TASK GOAL:
Examine the entries and show every line in which the word "Pressmeddelande" is found.

START PROVIDED DATA

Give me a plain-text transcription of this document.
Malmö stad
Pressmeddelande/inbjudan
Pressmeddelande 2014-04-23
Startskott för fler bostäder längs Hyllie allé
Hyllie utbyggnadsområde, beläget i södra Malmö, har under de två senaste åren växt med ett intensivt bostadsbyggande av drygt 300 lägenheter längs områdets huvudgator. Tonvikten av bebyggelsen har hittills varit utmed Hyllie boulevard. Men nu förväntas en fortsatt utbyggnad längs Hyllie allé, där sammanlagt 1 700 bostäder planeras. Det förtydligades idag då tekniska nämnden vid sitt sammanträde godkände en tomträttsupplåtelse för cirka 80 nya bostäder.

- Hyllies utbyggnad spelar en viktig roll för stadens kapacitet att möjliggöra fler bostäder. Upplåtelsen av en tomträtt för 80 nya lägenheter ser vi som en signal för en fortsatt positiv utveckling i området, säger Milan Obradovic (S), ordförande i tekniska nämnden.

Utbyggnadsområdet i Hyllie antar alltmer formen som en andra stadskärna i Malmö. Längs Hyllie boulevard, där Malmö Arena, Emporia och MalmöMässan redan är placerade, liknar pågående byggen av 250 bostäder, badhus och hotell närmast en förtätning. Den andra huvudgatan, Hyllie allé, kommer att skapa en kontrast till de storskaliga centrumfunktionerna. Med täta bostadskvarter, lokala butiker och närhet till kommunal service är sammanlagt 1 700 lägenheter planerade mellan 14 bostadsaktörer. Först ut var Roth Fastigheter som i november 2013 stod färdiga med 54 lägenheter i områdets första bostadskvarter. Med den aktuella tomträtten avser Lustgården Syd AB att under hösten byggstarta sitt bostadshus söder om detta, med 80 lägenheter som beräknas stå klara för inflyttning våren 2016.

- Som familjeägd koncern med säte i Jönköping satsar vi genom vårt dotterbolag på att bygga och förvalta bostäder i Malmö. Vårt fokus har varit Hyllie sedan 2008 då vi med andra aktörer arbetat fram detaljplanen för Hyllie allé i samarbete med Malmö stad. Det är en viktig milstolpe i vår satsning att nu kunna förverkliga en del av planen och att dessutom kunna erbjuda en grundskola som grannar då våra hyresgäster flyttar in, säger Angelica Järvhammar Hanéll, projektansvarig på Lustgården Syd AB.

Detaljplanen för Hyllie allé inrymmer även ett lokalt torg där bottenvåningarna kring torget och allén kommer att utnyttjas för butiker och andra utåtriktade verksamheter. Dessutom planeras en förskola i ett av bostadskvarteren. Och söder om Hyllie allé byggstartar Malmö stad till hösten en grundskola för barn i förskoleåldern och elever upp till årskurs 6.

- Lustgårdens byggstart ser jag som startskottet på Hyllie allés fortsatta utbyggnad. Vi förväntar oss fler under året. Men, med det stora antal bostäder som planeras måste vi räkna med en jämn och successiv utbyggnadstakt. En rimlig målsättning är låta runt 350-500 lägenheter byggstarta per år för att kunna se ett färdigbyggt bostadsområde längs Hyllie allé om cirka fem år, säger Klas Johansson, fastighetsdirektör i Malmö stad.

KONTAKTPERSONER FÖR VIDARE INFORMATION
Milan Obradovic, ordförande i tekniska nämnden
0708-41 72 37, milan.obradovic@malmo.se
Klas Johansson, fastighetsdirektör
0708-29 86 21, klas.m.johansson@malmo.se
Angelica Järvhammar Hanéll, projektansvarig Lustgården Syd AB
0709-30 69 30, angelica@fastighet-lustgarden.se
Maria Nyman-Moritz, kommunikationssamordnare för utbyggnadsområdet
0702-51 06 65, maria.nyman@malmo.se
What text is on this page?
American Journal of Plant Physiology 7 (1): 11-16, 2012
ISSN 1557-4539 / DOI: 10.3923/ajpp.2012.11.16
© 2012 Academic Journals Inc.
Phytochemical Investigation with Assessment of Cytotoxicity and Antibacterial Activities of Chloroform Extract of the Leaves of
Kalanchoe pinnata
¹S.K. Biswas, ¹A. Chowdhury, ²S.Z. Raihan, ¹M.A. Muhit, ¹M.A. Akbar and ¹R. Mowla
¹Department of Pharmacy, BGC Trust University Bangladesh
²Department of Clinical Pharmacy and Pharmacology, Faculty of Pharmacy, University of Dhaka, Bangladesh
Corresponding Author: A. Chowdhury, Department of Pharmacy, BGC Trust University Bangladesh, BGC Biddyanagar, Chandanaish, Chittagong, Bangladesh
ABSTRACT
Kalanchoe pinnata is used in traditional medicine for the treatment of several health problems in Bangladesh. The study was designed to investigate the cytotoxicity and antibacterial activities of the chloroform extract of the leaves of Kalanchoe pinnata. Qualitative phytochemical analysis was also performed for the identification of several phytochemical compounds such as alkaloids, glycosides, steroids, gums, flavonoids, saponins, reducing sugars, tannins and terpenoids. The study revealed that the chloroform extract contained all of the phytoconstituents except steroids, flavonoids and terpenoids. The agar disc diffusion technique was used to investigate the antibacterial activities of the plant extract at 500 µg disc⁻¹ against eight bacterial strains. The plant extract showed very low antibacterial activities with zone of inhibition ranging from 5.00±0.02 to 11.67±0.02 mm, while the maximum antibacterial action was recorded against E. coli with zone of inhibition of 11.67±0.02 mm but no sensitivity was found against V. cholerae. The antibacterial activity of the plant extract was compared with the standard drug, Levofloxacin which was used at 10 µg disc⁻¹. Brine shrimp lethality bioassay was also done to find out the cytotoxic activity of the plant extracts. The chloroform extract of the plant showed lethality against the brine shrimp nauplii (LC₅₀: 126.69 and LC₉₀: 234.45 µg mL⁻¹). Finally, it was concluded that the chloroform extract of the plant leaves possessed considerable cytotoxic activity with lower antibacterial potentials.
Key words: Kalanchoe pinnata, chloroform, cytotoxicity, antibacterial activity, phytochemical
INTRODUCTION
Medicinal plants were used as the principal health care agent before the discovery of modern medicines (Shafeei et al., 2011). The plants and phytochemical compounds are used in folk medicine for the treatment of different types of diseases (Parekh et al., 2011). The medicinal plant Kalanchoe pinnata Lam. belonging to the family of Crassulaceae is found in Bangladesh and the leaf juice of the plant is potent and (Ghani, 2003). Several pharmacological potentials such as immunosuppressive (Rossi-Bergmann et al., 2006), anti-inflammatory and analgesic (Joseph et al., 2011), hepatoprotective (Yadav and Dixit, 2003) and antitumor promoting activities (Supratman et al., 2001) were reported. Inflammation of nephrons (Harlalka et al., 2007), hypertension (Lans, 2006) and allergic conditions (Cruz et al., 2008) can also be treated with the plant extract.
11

END PROVIDED DATA

YOUR SOLUTION:
Pressmeddelande/inbjudan
Pressmeddelande 2014-04-23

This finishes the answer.